╭─ PROVIDED DATA
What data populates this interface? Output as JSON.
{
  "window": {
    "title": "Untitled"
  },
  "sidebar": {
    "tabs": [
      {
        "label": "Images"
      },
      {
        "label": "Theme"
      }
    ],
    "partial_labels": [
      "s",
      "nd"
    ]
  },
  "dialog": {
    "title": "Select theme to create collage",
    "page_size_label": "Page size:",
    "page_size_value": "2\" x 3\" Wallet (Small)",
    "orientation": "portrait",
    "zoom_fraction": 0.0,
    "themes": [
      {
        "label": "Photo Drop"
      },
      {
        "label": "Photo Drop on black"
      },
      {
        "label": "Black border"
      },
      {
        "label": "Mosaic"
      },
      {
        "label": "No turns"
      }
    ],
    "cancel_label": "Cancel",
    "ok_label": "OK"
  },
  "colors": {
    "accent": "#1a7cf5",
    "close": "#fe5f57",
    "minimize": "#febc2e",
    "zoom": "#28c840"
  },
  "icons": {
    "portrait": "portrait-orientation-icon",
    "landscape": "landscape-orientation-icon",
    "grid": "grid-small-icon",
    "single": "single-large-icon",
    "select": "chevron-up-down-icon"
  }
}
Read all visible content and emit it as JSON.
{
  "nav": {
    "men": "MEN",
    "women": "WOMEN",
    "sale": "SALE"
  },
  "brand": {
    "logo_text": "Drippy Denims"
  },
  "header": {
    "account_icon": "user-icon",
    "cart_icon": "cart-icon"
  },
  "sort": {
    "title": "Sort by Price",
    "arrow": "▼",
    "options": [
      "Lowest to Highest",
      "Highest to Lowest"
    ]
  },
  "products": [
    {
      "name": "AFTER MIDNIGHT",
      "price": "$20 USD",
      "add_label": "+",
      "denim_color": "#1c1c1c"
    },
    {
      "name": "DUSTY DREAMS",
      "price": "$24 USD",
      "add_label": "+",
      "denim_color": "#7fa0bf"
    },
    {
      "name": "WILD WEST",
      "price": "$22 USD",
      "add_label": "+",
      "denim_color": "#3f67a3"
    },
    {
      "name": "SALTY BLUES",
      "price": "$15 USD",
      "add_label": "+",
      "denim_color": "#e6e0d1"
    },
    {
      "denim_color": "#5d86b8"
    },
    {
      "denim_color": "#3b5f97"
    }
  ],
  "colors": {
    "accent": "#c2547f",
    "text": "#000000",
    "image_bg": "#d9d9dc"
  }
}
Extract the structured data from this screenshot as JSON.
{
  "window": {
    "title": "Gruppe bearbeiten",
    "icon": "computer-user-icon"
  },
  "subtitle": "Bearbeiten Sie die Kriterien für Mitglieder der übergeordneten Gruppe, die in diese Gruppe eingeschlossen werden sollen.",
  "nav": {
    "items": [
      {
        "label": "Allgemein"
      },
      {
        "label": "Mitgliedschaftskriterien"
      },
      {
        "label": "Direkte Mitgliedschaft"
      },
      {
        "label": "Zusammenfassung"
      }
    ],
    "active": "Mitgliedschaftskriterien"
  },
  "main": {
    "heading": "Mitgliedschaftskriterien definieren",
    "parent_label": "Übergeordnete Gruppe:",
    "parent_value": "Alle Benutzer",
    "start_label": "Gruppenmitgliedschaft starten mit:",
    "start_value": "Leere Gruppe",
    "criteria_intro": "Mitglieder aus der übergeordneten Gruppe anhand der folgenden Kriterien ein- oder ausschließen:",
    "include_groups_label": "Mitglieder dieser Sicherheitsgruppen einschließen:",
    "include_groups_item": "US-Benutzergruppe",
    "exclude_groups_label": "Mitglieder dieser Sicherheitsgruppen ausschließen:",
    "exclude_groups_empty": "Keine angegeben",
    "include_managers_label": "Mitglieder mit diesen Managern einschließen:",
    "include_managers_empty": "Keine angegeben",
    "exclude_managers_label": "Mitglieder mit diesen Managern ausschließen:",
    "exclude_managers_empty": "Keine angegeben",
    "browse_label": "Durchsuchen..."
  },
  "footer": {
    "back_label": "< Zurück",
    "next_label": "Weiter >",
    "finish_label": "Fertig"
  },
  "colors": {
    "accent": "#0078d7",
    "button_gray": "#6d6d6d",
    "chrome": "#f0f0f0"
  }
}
╰─
From the material given, work out how many lines hold the string "Highest"; state that number and nothing further.

RESPONSE TO THE EXERCISE: 2